• **Written task 1**: According to the Tolkien chronology, what semaphore speed is recorded on Tolkien's signalling certificate?
• **Written task 2**: Continue the Tolkien chronology past its final entry.

• **Passage to read**:
begin

28 April 1916 Acting Captain L.K. Sands, the fellow King Edward’s School student with whom Tolkien travelled to Oxford in October 1911, dies of machine-gun wounds received the previous day in France.

8 May 1916 Tolkien applies to the Adjutant, 13th Battalion, for leave from 13 to 17 May on completion of his signalling course. If leave is granted, his address will be 26 Hamilton Terrace, Leamington.

10 May 1916 A.S. Napier dies.

11 May 1916 The Adjutant, 13th Battalion, replies to Tolkien that no leave is being granted, but then strikes this order and grants him leave until the first train on 15 May.

13 May 1916 Tolkien’s ‘(Provisional) Instructor’s Certificate of Signalling (For Officers)’ is so dated, and signed by the Commandant at Farnley Park. This certifies that Tolkien has qualified, and states that he has obtained 95% accuracy in Written Examination, Examination in Telephony etc. (Oral and Practical), and Knowledge of Map Reading; and speeds for disc of 4 words per minute, for lamp of 6 words per minute, for buzzer of 10 words per minute, and for semaphore of 8 words per minute. – Tolkien presumably now takes his leave, returning to camp on 15 May.

end

• **Available data**:

begin

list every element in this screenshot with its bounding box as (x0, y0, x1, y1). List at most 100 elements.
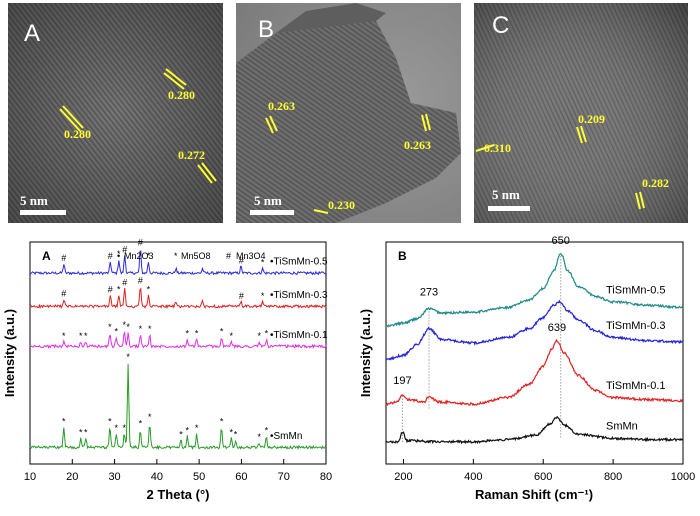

end

• **Task output 1**: 8 words per minute.

• **Task output 2**:
23 May 1916 Smith sends Tolkien at Brocton Camp a telegram from West Bromwich saying that he is on leave until 29 May and asking if they can meet.

24 May 1916 Smith, presumably having received a reply from Tolkien, sends another telegram saying that he proposes to come to Great Haywood on Saturday afternoon and will stay one night.

26 May 1916 Smith sends a telegram to Tolkien c/o Mrs Kendrick (Edith’s landlady) in Great Haywood, giving the arrival time of his train.

27–28 May 1916 Smith visits the Tolkiens in Great Haywood. In a later letter he mentions having met both Edith and Jennie Grove.

?End of May 1916 Smith writes to thank Tolkien for a ‘splendid two days’ (Tolkien Papers, Bodleian Library, Oxford).

2 June 1916 Army Headquarters, Cannock Chase, informs Tolkien by telegram that he is to join the British Expeditionary Force in France, but first will report to the Embarkation Staff Officer at Folkestone on 5 June. He is granted 48 hours leave.

3 June 1916 Tolkien and Edith spend the night at the Plough and Harrow Hotel in Hagley Road, Edgbaston.

4 June 1916 In the afternoon, Tolkien and Edith say farewell. He goes to London by train.

5 June 1916 Tolkien takes the 11.05 a.m. train from Charing Cross Station to arrive at Folkestone at 1.00 p.m. There he reports to the Embarkation Staff Officer and spends the night.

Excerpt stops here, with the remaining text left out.